WRITTEN INSTRUCTION
Each line containing the word "Jackets" must be reported.

┌──

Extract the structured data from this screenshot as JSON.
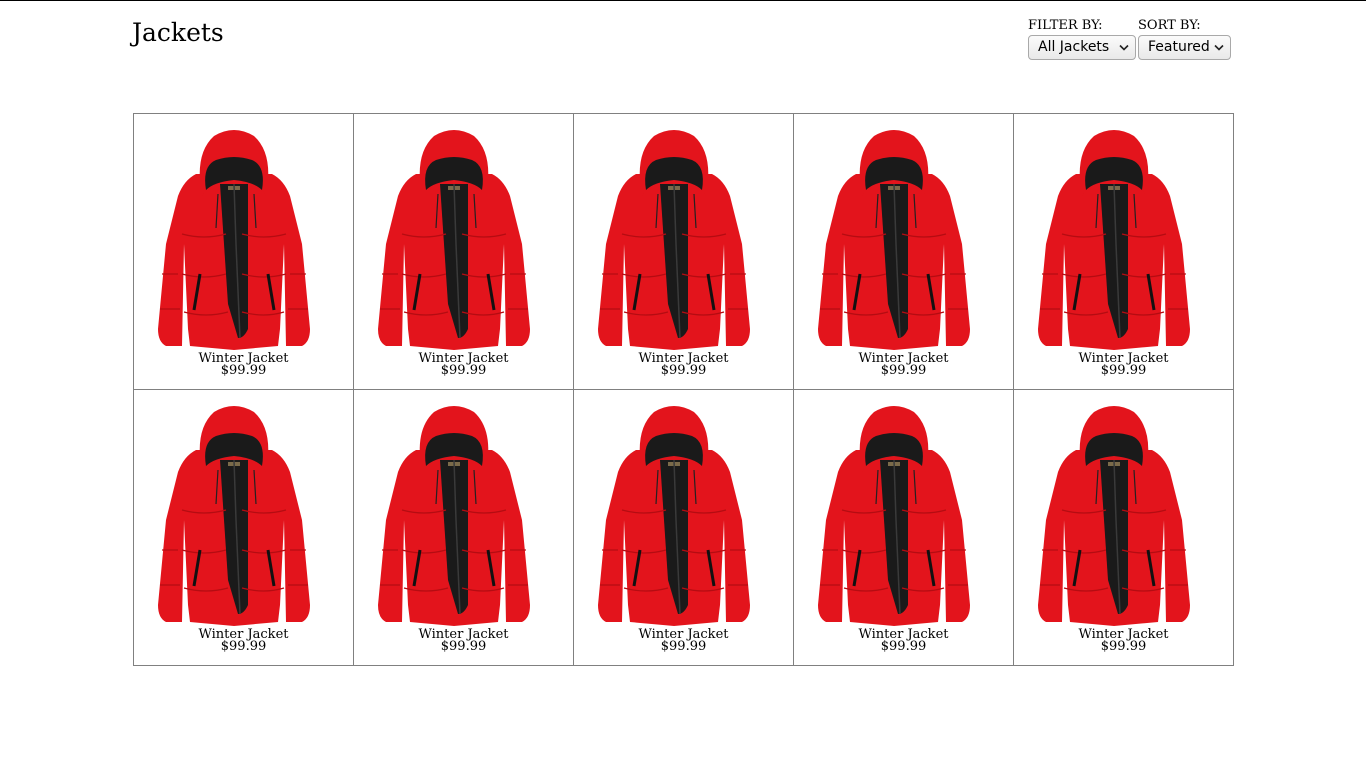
{
  "page": {
    "title": "Jackets"
  },
  "filter": {
    "label": "FILTER BY:",
    "selected": "All Jackets"
  },
  "sort": {
    "label": "SORT BY:",
    "selected": "Featured"
  },
  "products": [
    {
      "name": "Winter Jacket",
      "price": "$99.99",
      "image": "red-puffer-jacket"
    },
    {
      "name": "Winter Jacket",
      "price": "$99.99",
      "image": "red-puffer-jacket"
    },
    {
      "name": "Winter Jacket",
      "price": "$99.99",
      "image": "red-puffer-jacket"
    },
    {
      "name": "Winter Jacket",
      "price": "$99.99",
      "image": "red-puffer-jacket"
    },
    {
      "name": "Winter Jacket",
      "price": "$99.99",
      "image": "red-puffer-jacket"
    },
    {
      "name": "Winter Jacket",
      "price": "$99.99",
      "image": "red-puffer-jacket"
    },
    {
      "name": "Winter Jacket",
      "price": "$99.99",
      "image": "red-puffer-jacket"
    },
    {
      "name": "Winter Jacket",
      "price": "$99.99",
      "image": "red-puffer-jacket"
    },
    {
      "name": "Winter Jacket",
      "price": "$99.99",
      "image": "red-puffer-jacket"
    },
    {
      "name": "Winter Jacket",
      "price": "$99.99",
      "image": "red-puffer-jacket"
    }
  ],
  "colors": {
    "jacket_red": "#e3141c",
    "jacket_shadow": "#b50c12",
    "lining_black": "#1a1a1a",
    "card_border": "#808080"
  }
}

└──

RESULT
    "title": "Jackets"
    "selected": "All Jackets"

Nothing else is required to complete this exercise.